- PROBLEM DESCRIPTION -
Write out the whole listing exactly as it stands.

[Stored entries]
+++++

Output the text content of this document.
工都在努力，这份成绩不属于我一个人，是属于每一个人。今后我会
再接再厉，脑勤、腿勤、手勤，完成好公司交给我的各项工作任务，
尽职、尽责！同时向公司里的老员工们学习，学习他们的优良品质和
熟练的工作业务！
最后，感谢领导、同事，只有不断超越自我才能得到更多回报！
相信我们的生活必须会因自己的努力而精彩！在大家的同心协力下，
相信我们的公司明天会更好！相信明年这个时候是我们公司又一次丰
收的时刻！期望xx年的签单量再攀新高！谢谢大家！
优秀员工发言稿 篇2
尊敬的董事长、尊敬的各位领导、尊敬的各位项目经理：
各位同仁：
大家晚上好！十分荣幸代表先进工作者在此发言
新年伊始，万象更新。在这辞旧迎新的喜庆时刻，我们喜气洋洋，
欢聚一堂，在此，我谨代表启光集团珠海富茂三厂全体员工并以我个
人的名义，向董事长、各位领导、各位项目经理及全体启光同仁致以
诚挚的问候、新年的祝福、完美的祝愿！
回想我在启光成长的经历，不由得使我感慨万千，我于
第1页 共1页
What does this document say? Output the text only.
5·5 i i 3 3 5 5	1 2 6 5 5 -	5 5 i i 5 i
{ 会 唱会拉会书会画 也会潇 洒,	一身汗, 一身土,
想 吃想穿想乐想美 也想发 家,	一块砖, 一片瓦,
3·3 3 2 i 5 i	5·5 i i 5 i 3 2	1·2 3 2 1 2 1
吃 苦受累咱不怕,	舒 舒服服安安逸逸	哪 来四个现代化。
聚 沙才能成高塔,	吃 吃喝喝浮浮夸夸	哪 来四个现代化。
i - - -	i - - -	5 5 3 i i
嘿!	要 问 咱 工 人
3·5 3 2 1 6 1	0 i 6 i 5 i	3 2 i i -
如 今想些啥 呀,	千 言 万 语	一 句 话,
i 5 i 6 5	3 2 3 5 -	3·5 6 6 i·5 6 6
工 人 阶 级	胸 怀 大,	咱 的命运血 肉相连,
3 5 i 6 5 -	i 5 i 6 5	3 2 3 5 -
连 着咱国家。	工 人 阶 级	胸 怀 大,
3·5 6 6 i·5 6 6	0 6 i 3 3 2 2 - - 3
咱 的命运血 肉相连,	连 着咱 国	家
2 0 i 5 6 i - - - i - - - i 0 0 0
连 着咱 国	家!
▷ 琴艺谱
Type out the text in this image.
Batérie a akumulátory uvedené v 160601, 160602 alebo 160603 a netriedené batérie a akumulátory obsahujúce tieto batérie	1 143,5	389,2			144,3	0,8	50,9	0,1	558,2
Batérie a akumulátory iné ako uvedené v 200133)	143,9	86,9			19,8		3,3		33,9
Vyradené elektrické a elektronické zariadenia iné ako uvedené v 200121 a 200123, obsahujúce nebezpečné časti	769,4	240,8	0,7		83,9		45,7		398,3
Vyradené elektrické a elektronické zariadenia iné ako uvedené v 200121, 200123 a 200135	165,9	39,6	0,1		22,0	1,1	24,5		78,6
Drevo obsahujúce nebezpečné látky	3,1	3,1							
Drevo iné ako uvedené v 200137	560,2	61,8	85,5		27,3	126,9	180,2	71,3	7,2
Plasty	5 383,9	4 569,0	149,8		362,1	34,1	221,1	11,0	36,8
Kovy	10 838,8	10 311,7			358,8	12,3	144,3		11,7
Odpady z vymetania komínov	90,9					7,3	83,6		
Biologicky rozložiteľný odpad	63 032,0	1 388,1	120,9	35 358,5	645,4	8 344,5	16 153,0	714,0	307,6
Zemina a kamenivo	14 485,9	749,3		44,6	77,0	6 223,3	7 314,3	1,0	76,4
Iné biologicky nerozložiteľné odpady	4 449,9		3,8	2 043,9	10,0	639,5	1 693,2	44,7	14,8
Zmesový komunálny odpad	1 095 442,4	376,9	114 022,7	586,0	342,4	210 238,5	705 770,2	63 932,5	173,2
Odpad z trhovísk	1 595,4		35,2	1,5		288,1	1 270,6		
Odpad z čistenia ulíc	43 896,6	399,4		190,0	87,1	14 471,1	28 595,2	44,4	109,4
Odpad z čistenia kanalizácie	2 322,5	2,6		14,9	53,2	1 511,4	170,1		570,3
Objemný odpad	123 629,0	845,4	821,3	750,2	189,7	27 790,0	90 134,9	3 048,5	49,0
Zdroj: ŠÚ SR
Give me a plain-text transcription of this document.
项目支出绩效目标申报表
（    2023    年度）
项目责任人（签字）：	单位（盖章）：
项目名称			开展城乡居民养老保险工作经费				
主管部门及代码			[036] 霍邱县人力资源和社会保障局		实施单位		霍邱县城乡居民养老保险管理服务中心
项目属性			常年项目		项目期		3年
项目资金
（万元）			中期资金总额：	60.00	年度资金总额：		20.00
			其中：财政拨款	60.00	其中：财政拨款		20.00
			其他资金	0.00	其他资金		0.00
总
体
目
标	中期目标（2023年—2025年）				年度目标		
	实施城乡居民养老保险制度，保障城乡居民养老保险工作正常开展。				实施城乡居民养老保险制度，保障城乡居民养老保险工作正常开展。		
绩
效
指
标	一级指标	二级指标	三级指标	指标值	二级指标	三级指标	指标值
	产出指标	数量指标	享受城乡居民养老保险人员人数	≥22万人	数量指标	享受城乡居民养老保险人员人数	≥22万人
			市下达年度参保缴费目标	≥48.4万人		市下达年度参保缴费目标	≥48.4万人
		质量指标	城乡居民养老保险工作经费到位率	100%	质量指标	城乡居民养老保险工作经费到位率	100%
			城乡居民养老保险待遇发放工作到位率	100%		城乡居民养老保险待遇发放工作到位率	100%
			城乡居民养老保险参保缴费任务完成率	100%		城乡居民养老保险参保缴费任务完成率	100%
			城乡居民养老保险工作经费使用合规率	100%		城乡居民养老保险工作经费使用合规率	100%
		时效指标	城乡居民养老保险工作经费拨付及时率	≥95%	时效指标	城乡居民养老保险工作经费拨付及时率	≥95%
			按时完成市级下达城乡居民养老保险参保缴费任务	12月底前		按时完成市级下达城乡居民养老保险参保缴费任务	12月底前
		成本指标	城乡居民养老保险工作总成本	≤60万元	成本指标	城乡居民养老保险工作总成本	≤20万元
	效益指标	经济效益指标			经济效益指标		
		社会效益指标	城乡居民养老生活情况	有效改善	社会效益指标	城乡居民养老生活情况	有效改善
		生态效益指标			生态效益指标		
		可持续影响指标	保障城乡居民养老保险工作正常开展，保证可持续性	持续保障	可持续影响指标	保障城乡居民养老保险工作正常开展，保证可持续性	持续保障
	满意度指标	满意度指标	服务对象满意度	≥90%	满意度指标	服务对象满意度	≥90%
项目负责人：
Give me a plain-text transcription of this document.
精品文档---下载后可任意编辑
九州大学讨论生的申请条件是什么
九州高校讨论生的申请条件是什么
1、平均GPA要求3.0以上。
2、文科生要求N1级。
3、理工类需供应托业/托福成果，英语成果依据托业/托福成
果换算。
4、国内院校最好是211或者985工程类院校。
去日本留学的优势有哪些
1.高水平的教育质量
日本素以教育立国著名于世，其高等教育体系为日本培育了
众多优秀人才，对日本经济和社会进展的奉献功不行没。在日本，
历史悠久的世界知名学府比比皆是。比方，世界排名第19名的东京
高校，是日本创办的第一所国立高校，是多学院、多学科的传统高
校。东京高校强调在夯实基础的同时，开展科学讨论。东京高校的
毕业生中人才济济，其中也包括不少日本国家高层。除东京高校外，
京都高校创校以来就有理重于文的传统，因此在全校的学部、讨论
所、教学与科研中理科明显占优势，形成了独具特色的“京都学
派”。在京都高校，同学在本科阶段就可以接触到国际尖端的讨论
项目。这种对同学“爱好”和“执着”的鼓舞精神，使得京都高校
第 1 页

+++++

- FINAL RESULT -
Output the text content of this document.
工都在努力，这份成绩不属于我一个人，是属于每一个人。今后我会
再接再厉，脑勤、腿勤、手勤，完成好公司交给我的各项工作任务，
尽职、尽责！同时向公司里的老员工们学习，学习他们的优良品质和
熟练的工作业务！
最后，感谢领导、同事，只有不断超越自我才能得到更多回报！
相信我们的生活必须会因自己的努力而精彩！在大家的同心协力下，
相信我们的公司明天会更好！相信明年这个时候是我们公司又一次丰
收的时刻！期望xx年的签单量再攀新高！谢谢大家！
优秀员工发言稿 篇2
尊敬的董事长、尊敬的各位领导、尊敬的各位项目经理：
各位同仁：
大家晚上好！十分荣幸代表先进工作者在此发言
新年伊始，万象更新。在这辞旧迎新的喜庆时刻，我们喜气洋洋，
欢聚一堂，在此，我谨代表启光集团珠海富茂三厂全体员工并以我个
人的名义，向董事长、各位领导、各位项目经理及全体启光同仁致以
诚挚的问候、新年的祝福、完美的祝愿！
回想我在启光成长的经历，不由得使我感慨万千，我于
第1页 共1页
What does this document say? Output the text only.
5·5 i i 3 3 5 5	1 2 6 5 5 -	5 5 i i 5 i
{ 会 唱会拉会书会画 也会潇 洒,	一身汗, 一身土,
想 吃想穿想乐想美 也想发 家,	一块砖, 一片瓦,
3·3 3 2 i 5 i	5·5 i i 5 i 3 2	1·2 3 2 1 2 1
吃 苦受累咱不怕,	舒 舒服服安安逸逸	哪 来四个现代化。
聚 沙才能成高塔,	吃 吃喝喝浮浮夸夸	哪 来四个现代化。
i - - -	i - - -	5 5 3 i i
嘿!	要 问 咱 工 人
3·5 3 2 1 6 1	0 i 6 i 5 i	3 2 i i -
如 今想些啥 呀,	千 言 万 语	一 句 话,
i 5 i 6 5	3 2 3 5 -	3·5 6 6 i·5 6 6
工 人 阶 级	胸 怀 大,	咱 的命运血 肉相连,
3 5 i 6 5 -	i 5 i 6 5	3 2 3 5 -
连 着咱国家。	工 人 阶 级	胸 怀 大,
3·5 6 6 i·5 6 6	0 6 i 3 3 2 2 - - 3
咱 的命运血 肉相连,	连 着咱 国	家
2 0 i 5 6 i - - - i - - - i 0 0 0
连 着咱 国	家!
▷ 琴艺谱
Type out the text in this image.
Batérie a akumulátory uvedené v 160601, 160602 alebo 160603 a netriedené batérie a akumulátory obsahujúce tieto batérie	1 143,5	389,2			144,3	0,8	50,9	0,1	558,2
Batérie a akumulátory iné ako uvedené v 200133)	143,9	86,9			19,8		3,3		33,9
Vyradené elektrické a elektronické zariadenia iné ako uvedené v 200121 a 200123, obsahujúce nebezpečné časti	769,4	240,8	0,7		83,9		45,7		398,3
Vyradené elektrické a elektronické zariadenia iné ako uvedené v 200121, 200123 a 200135	165,9	39,6	0,1		22,0	1,1	24,5		78,6
Drevo obsahujúce nebezpečné látky	3,1	3,1							
Drevo iné ako uvedené v 200137	560,2	61,8	85,5		27,3	126,9	180,2	71,3	7,2
Plasty	5 383,9	4 569,0	149,8		362,1	34,1	221,1	11,0	36,8
Kovy	10 838,8	10 311,7			358,8	12,3	144,3		11,7
Odpady z vymetania komínov	90,9					7,3	83,6		
Biologicky rozložiteľný odpad	63 032,0	1 388,1	120,9	35 358,5	645,4	8 344,5	16 153,0	714,0	307,6
Zemina a kamenivo	14 485,9	749,3		44,6	77,0	6 223,3	7 314,3	1,0	76,4
Iné biologicky nerozložiteľné odpady	4 449,9		3,8	2 043,9	10,0	639,5	1 693,2	44,7	14,8
Zmesový komunálny odpad	1 095 442,4	376,9	114 022,7	586,0	342,4	210 238,5	705 770,2	63 932,5	173,2
Odpad z trhovísk	1 595,4		35,2	1,5		288,1	1 270,6		
Odpad z čistenia ulíc	43 896,6	399,4		190,0	87,1	14 471,1	28 595,2	44,4	109,4
Odpad z čistenia kanalizácie	2 322,5	2,6		14,9	53,2	1 511,4	170,1		570,3
Objemný odpad	123 629,0	845,4	821,3	750,2	189,7	27 790,0	90 134,9	3 048,5	49,0
Zdroj: ŠÚ SR
Give me a plain-text transcription of this document.
项目支出绩效目标申报表
（    2023    年度）
项目责任人（签字）：	单位（盖章）：
项目名称			开展城乡居民养老保险工作经费				
主管部门及代码			[036] 霍邱县人力资源和社会保障局		实施单位		霍邱县城乡居民养老保险管理服务中心
项目属性			常年项目		项目期		3年
项目资金
（万元）			中期资金总额：	60.00	年度资金总额：		20.00
			其中：财政拨款	60.00	其中：财政拨款		20.00
			其他资金	0.00	其他资金		0.00
总
体
目
标	中期目标（2023年—2025年）				年度目标		
	实施城乡居民养老保险制度，保障城乡居民养老保险工作正常开展。				实施城乡居民养老保险制度，保障城乡居民养老保险工作正常开展。		
绩
效
指
标	一级指标	二级指标	三级指标	指标值	二级指标	三级指标	指标值
	产出指标	数量指标	享受城乡居民养老保险人员人数	≥22万人	数量指标	享受城乡居民养老保险人员人数	≥22万人
			市下达年度参保缴费目标	≥48.4万人		市下达年度参保缴费目标	≥48.4万人
		质量指标	城乡居民养老保险工作经费到位率	100%	质量指标	城乡居民养老保险工作经费到位率	100%
			城乡居民养老保险待遇发放工作到位率	100%		城乡居民养老保险待遇发放工作到位率	100%
			城乡居民养老保险参保缴费任务完成率	100%		城乡居民养老保险参保缴费任务完成率	100%
			城乡居民养老保险工作经费使用合规率	100%		城乡居民养老保险工作经费使用合规率	100%
		时效指标	城乡居民养老保险工作经费拨付及时率	≥95%	时效指标	城乡居民养老保险工作经费拨付及时率	≥95%
			按时完成市级下达城乡居民养老保险参保缴费任务	12月底前		按时完成市级下达城乡居民养老保险参保缴费任务	12月底前
		成本指标	城乡居民养老保险工作总成本	≤60万元	成本指标	城乡居民养老保险工作总成本	≤20万元
	效益指标	经济效益指标			经济效益指标		
		社会效益指标	城乡居民养老生活情况	有效改善	社会效益指标	城乡居民养老生活情况	有效改善
		生态效益指标			生态效益指标		
		可持续影响指标	保障城乡居民养老保险工作正常开展，保证可持续性	持续保障	可持续影响指标	保障城乡居民养老保险工作正常开展，保证可持续性	持续保障
	满意度指标	满意度指标	服务对象满意度	≥90%	满意度指标	服务对象满意度	≥90%
项目负责人：
Give me a plain-text transcription of this document.
精品文档---下载后可任意编辑
九州大学讨论生的申请条件是什么
九州高校讨论生的申请条件是什么
1、平均GPA要求3.0以上。
2、文科生要求N1级。
3、理工类需供应托业/托福成果，英语成果依据托业/托福成
果换算。
4、国内院校最好是211或者985工程类院校。
去日本留学的优势有哪些
1.高水平的教育质量
日本素以教育立国著名于世，其高等教育体系为日本培育了
众多优秀人才，对日本经济和社会进展的奉献功不行没。在日本，
历史悠久的世界知名学府比比皆是。比方，世界排名第19名的东京
高校，是日本创办的第一所国立高校，是多学院、多学科的传统高
校。东京高校强调在夯实基础的同时，开展科学讨论。东京高校的
毕业生中人才济济，其中也包括不少日本国家高层。除东京高校外，
京都高校创校以来就有理重于文的传统，因此在全校的学部、讨论
所、教学与科研中理科明显占优势，形成了独具特色的“京都学
派”。在京都高校，同学在本科阶段就可以接触到国际尖端的讨论
项目。这种对同学“爱好”和“执着”的鼓舞精神，使得京都高校
第 1 页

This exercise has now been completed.